TASK DIRECTIONS: Count how many lines in the material below hold the word "страховых"; the reply is that number alone.

RECORDS SHOWN:
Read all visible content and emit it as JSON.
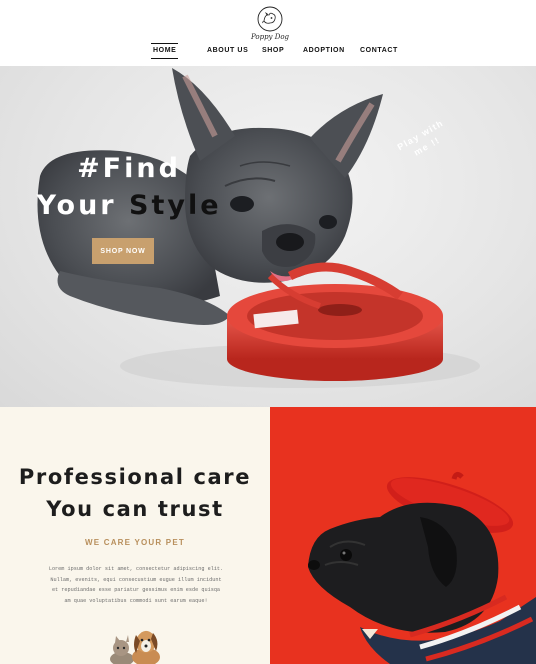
{
  "brand": {
    "logo_text": "Poppy Dog",
    "logo_icon": "dog-head-icon"
  },
  "nav": {
    "items": [
      {
        "label": "HOME",
        "active": true
      },
      {
        "label": "ABOUT US",
        "active": false
      },
      {
        "label": "SHOP",
        "active": false
      },
      {
        "label": "ADOPTION",
        "active": false
      },
      {
        "label": "CONTACT",
        "active": false
      }
    ]
  },
  "hero": {
    "title_line1": "#Find",
    "title_line2_a": "Your ",
    "title_line2_b": "Style",
    "button_label": "SHOP NOW",
    "play_line1": "Play with",
    "play_line2": "me !!",
    "image": "french-bulldog-with-red-ribbon-spool"
  },
  "care": {
    "title_line1": "Professional care",
    "title_line2": "You can trust",
    "subtitle": "WE CARE YOUR PET",
    "body_lines": [
      "Lorem ipsum dolor sit amet, consectetur adipiscing elit.",
      "Nullam, evenits, equi consecustium eugue illum incidunt",
      "et repudiandae esse pariatur gessimus enim esde quisqa",
      "am quae voluptatibus commodi sunt earum eaque!"
    ],
    "illustration": "dog-and-cat-illustration"
  },
  "feature_image": "black-pug-wearing-red-beret",
  "colors": {
    "accent": "#c8a06e",
    "care_bg": "#faf6ec",
    "pug_bg": "#e8321f",
    "text_dark": "#1d1d1d"
  }
}
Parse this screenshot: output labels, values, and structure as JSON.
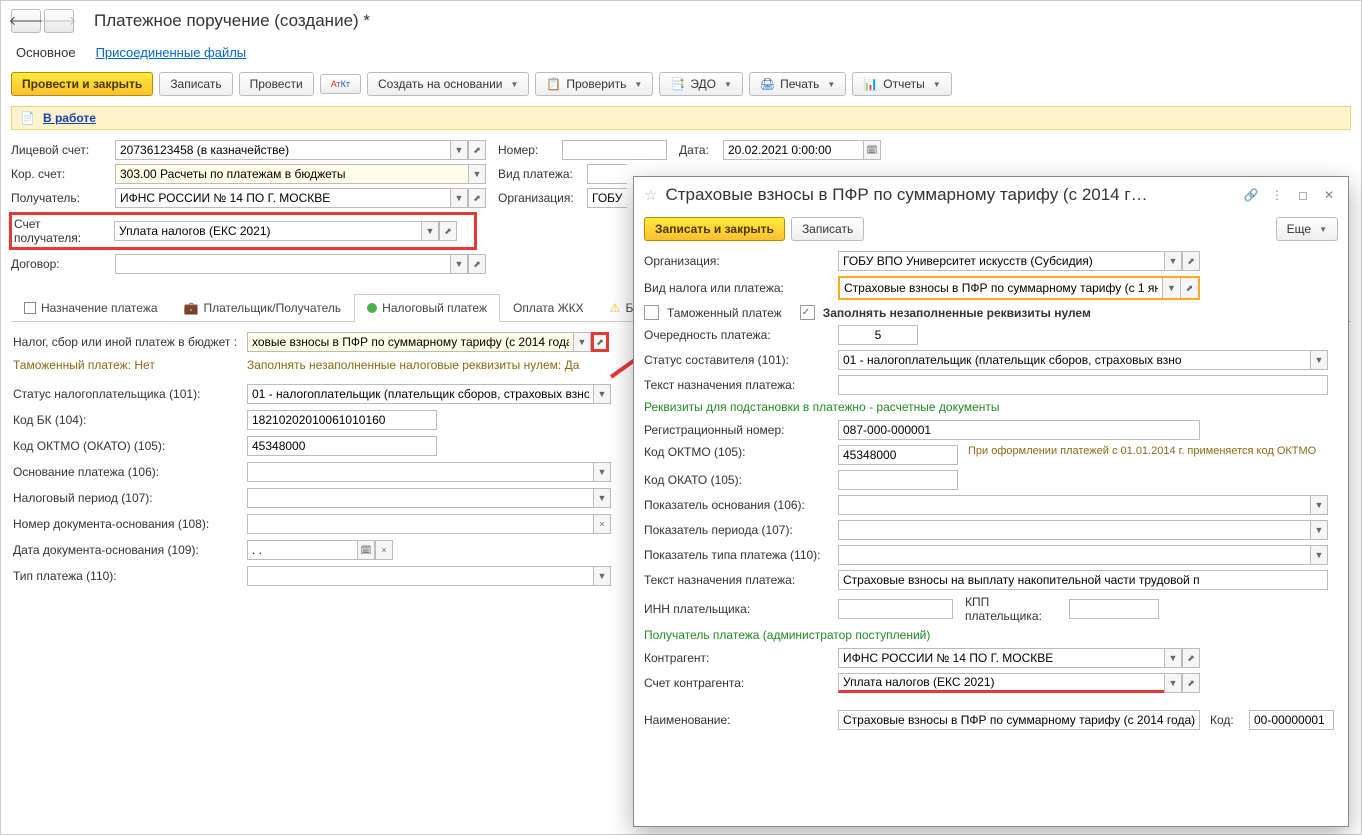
{
  "main": {
    "title": "Платежное поручение (создание) *",
    "subnav": {
      "main": "Основное",
      "files": "Присоединенные файлы"
    },
    "toolbar": {
      "submit": "Провести и закрыть",
      "save": "Записать",
      "post": "Провести",
      "create_on": "Создать на основании",
      "check": "Проверить",
      "edo": "ЭДО",
      "print": "Печать",
      "reports": "Отчеты"
    },
    "status": {
      "in_work": "В работе"
    },
    "form": {
      "account_lbl": "Лицевой счет:",
      "account": "20736123458 (в казначействе)",
      "number_lbl": "Номер:",
      "number": "",
      "date_lbl": "Дата:",
      "date": "20.02.2021 0:00:00",
      "koracc_lbl": "Кор. счет:",
      "koracc": "303.00 Расчеты по платежам в бюджеты",
      "paytype_lbl": "Вид платежа:",
      "paytype": "",
      "payee_lbl": "Получатель:",
      "payee": "ИФНС РОССИИ № 14 ПО Г. МОСКВЕ",
      "org_lbl": "Организация:",
      "org": "ГОБУ ВП",
      "payee_acc_lbl": "Счет получателя:",
      "payee_acc": "Уплата налогов (ЕКС 2021)",
      "contract_lbl": "Договор:",
      "contract": ""
    },
    "tabs": {
      "t1": "Назначение платежа",
      "t2": "Плательщик/Получатель",
      "t3": "Налоговый платеж",
      "t4": "Оплата ЖКХ",
      "t5": "Бу"
    },
    "taxtab": {
      "tax_lbl": "Налог, сбор или иной платеж в бюджет :",
      "tax": "ховые взносы в ПФР по суммарному тарифу (с 2014 года)",
      "customs_lbl": "Таможенный платеж:",
      "customs_val": "Нет",
      "fill_lbl": "Заполнять незаполненные налоговые реквизиты нулем:",
      "fill_val": "Да",
      "status101_lbl": "Статус налогоплательщика (101):",
      "status101": "01 - налогоплательщик (плательщик сборов, страховых взнос",
      "kbk_lbl": "Код БК (104):",
      "kbk": "18210202010061010160",
      "oktmo_lbl": "Код ОКТМО (ОКАТО) (105):",
      "oktmo": "45348000",
      "basis_lbl": "Основание платежа (106):",
      "basis": "",
      "period_lbl": "Налоговый период (107):",
      "period": "",
      "docnum_lbl": "Номер документа-основания (108):",
      "docnum": "",
      "docdate_lbl": "Дата документа-основания (109):",
      "docdate": ". .",
      "type110_lbl": "Тип платежа (110):",
      "type110": ""
    }
  },
  "popup": {
    "title": "Страховые взносы в ПФР по суммарному тарифу (с 2014 г…",
    "toolbar": {
      "submit": "Записать и закрыть",
      "save": "Записать",
      "more": "Еще"
    },
    "org_lbl": "Организация:",
    "org": "ГОБУ ВПО Университет искусств (Субсидия)",
    "taxtype_lbl": "Вид налога или платежа:",
    "taxtype": "Страховые взносы в ПФР по суммарному тарифу (с 1 янв",
    "customs_lbl": "Таможенный платеж",
    "fillzero_lbl": "Заполнять незаполненные реквизиты нулем",
    "priority_lbl": "Очередность платежа:",
    "priority": "5",
    "status_lbl": "Статус составителя (101):",
    "status": "01 - налогоплательщик (плательщик сборов, страховых взно",
    "purpose_text_lbl": "Текст назначения платежа:",
    "purpose_text": "",
    "section1": "Реквизиты для подстановки в платежно - расчетные документы",
    "regnum_lbl": "Регистрационный номер:",
    "regnum": "087-000-000001",
    "oktmo_lbl": "Код ОКТМО (105):",
    "oktmo": "45348000",
    "oktmo_hint": "При оформлении платежей с 01.01.2014 г. применяется код ОКТМО",
    "okato_lbl": "Код ОКАТО (105):",
    "okato": "",
    "basis_lbl": "Показатель основания (106):",
    "basis": "",
    "period_lbl": "Показатель периода (107):",
    "period": "",
    "type_lbl": "Показатель типа платежа (110):",
    "type": "",
    "purpose2_lbl": "Текст назначения платежа:",
    "purpose2": "Страховые взносы на выплату накопительной части трудовой п",
    "inn_lbl": "ИНН плательщика:",
    "inn": "",
    "kpp_lbl": "КПП плательщика:",
    "kpp": "",
    "section2": "Получатель платежа (администратор поступлений)",
    "contragent_lbl": "Контрагент:",
    "contragent": "ИФНС РОССИИ № 14 ПО Г. МОСКВЕ",
    "contragent_acc_lbl": "Счет контрагента:",
    "contragent_acc": "Уплата налогов (ЕКС 2021)",
    "name_lbl": "Наименование:",
    "name": "Страховые взносы в ПФР по суммарному тарифу (с 2014 года)",
    "code_lbl": "Код:",
    "code": "00-00000001"
  }
}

SOLVED PROBLEM: 2